▸ Task instructions
For this exercise, copy out each line of the material below that includes "link".
───
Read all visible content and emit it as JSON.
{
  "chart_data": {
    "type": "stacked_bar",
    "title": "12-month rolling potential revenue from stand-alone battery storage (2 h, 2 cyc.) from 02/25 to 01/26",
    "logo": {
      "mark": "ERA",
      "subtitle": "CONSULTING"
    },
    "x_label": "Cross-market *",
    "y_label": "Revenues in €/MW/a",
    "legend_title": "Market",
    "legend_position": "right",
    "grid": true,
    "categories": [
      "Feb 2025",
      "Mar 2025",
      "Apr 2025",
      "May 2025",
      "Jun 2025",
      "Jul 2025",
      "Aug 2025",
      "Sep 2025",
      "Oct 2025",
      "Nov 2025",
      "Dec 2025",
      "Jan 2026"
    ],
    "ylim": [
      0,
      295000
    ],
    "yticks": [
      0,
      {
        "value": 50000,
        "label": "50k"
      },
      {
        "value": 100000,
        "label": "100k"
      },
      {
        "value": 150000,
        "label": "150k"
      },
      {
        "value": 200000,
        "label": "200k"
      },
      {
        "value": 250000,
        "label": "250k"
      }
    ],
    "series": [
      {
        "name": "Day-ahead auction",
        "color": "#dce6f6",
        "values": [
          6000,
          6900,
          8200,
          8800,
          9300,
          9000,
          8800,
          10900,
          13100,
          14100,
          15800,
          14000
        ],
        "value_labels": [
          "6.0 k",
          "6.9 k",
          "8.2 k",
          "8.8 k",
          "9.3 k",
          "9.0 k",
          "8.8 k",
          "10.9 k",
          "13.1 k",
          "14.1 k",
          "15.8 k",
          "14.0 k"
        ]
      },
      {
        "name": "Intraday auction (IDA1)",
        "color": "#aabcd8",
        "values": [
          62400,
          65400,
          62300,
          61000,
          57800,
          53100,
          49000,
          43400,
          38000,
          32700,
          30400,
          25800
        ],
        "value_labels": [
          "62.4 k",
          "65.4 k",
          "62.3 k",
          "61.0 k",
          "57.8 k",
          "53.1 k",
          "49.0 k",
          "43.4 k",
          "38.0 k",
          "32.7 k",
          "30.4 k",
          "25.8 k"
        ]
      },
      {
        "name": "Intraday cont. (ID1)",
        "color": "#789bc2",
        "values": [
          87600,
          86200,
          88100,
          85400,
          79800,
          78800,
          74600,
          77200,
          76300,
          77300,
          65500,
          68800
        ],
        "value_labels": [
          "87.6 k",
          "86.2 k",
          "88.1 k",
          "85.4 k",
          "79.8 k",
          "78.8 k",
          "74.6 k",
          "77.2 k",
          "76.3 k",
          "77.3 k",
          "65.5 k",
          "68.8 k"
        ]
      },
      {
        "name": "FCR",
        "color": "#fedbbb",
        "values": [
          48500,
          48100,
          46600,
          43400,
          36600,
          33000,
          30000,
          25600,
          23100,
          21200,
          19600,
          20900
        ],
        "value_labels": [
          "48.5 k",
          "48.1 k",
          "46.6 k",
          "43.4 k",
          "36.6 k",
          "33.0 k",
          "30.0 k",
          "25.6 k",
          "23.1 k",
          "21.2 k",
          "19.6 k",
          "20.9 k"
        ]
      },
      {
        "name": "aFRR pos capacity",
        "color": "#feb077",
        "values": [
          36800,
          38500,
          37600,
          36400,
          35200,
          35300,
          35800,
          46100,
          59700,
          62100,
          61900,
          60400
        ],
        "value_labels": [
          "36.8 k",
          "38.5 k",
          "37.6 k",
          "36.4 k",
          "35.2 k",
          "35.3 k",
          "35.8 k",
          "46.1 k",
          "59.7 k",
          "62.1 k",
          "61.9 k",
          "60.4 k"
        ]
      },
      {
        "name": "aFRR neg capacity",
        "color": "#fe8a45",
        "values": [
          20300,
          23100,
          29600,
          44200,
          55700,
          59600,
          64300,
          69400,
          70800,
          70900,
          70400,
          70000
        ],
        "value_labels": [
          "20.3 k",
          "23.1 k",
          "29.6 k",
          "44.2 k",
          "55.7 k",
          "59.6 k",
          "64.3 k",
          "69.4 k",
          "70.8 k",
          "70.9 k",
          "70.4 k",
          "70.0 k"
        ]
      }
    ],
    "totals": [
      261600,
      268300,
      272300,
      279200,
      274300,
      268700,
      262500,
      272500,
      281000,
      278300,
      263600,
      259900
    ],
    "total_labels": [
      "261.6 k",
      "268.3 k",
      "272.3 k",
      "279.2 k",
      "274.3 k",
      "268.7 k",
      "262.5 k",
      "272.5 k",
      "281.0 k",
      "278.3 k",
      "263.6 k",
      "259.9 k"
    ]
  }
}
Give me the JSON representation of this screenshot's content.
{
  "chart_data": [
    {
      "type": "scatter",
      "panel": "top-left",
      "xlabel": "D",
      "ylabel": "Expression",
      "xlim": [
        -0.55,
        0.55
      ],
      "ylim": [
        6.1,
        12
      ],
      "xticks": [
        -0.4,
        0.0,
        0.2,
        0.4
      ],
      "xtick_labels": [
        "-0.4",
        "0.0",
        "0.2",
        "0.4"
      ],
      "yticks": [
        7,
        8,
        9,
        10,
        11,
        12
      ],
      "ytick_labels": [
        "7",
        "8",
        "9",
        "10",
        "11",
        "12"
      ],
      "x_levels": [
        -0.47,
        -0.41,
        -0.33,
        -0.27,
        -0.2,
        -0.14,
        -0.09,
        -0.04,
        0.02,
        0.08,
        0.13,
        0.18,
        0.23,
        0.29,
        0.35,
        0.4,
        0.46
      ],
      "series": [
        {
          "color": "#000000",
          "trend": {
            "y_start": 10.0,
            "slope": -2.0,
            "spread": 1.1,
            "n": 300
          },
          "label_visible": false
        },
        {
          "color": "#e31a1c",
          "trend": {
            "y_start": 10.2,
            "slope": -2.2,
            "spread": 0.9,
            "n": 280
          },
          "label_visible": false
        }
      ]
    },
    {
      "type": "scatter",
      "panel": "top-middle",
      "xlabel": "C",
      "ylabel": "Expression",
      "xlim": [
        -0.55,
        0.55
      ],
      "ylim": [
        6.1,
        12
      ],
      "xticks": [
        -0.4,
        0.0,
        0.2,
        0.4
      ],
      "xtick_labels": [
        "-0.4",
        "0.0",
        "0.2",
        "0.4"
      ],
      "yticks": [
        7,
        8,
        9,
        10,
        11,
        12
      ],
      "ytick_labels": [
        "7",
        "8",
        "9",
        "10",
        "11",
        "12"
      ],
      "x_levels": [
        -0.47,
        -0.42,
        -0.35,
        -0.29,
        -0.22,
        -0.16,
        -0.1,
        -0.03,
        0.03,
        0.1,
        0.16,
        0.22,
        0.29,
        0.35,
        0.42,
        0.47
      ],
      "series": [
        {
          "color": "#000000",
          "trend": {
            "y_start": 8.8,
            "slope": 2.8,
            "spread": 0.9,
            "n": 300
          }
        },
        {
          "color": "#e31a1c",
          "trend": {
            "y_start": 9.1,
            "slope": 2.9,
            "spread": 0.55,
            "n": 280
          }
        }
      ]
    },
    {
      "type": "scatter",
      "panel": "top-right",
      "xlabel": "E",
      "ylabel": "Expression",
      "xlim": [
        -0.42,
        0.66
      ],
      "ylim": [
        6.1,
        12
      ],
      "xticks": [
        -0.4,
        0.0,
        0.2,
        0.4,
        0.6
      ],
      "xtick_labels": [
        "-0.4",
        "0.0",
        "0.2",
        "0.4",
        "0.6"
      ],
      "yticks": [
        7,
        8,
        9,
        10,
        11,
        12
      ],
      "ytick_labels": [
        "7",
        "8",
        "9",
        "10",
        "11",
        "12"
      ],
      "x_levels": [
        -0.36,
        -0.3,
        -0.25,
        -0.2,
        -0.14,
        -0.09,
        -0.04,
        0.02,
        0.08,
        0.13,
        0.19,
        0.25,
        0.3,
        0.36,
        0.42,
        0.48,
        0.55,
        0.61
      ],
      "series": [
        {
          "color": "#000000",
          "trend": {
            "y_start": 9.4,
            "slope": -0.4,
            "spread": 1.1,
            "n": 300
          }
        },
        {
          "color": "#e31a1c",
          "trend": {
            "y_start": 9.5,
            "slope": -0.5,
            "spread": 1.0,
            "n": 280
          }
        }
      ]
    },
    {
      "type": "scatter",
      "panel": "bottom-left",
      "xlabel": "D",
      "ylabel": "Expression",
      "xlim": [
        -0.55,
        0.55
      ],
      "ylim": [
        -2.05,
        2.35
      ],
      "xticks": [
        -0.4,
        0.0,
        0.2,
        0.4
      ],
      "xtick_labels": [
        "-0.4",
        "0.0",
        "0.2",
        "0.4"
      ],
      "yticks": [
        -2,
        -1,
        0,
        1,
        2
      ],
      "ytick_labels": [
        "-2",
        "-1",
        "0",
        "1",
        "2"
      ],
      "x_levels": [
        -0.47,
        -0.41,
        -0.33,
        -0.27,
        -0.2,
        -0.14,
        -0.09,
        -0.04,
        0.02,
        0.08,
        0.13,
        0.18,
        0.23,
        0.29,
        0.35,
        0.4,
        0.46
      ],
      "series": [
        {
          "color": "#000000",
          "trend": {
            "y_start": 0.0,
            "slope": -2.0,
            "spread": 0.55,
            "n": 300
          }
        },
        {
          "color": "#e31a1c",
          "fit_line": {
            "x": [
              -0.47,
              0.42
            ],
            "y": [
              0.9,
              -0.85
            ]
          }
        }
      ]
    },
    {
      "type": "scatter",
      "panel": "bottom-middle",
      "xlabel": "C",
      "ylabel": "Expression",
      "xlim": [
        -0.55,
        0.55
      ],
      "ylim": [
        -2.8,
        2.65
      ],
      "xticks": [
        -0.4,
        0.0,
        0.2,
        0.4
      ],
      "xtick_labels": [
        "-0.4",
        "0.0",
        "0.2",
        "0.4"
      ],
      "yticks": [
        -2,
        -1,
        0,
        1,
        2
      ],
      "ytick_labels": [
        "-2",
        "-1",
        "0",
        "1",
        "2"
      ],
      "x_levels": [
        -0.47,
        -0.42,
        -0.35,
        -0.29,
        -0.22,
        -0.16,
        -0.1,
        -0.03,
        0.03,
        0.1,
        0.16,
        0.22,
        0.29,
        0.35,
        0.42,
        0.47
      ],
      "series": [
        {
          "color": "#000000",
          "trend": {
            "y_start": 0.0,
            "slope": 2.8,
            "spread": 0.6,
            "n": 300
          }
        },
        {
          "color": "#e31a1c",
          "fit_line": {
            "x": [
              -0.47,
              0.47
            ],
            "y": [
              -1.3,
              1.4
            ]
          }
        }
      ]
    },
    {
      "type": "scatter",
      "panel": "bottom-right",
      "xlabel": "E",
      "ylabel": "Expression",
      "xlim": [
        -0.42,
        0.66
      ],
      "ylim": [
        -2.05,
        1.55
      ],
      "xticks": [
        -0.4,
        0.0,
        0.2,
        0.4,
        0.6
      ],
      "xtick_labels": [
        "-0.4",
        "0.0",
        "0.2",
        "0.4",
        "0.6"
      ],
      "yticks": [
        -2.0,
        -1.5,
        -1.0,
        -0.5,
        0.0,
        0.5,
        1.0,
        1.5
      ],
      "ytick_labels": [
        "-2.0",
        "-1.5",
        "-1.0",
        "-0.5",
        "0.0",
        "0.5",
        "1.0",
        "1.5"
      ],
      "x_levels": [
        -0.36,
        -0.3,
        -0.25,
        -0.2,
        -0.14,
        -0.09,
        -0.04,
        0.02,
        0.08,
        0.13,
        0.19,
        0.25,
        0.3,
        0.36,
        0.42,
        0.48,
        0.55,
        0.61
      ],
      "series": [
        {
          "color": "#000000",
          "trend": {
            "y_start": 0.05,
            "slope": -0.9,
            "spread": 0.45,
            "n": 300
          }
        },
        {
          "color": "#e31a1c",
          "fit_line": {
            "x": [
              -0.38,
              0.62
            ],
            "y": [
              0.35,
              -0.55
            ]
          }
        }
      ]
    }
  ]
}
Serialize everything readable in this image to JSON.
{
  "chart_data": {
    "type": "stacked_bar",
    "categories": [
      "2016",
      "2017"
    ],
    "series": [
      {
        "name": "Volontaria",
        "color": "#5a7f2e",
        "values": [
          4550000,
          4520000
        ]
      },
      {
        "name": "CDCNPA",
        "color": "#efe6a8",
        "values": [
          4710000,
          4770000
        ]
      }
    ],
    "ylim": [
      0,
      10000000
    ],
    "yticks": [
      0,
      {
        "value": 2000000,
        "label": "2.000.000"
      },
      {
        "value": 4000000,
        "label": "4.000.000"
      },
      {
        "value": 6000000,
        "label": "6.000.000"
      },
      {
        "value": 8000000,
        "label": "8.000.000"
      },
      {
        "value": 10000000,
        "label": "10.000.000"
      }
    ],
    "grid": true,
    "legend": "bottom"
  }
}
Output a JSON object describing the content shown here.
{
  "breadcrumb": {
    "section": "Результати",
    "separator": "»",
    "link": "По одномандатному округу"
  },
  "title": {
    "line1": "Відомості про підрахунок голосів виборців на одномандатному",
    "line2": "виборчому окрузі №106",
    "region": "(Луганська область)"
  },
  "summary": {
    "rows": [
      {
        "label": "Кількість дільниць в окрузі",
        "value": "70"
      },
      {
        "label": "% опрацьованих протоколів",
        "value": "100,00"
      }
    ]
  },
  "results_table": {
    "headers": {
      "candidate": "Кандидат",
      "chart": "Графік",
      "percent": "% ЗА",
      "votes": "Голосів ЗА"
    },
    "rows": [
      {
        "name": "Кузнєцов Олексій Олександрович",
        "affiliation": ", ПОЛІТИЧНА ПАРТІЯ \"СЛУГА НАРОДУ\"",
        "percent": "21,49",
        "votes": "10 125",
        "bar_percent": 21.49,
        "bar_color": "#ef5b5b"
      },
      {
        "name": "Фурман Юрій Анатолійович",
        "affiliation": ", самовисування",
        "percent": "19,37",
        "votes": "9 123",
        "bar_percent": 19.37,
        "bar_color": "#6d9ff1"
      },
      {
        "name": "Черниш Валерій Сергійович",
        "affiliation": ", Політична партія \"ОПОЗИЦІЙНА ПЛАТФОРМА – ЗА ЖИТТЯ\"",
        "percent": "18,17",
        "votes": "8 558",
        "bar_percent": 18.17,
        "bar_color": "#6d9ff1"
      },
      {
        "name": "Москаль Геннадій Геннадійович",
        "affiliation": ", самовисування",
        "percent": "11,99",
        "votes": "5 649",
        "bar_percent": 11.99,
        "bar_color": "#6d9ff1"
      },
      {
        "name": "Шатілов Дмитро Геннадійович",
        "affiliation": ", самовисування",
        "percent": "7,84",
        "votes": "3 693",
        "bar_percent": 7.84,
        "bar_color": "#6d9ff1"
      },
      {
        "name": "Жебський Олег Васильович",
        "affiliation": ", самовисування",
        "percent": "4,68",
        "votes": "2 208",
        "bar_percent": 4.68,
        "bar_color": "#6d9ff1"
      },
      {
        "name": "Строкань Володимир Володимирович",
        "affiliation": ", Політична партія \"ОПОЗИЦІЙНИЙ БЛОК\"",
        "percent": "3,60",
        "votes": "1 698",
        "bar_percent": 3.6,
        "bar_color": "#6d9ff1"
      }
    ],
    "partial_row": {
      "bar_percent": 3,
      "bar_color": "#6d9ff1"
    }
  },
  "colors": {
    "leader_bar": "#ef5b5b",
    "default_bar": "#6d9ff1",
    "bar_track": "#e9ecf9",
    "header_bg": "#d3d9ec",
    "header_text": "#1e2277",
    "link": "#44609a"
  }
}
───
▸ Result of the exercise
    "link": "По одномандатному округу"
    "link": "#44609a"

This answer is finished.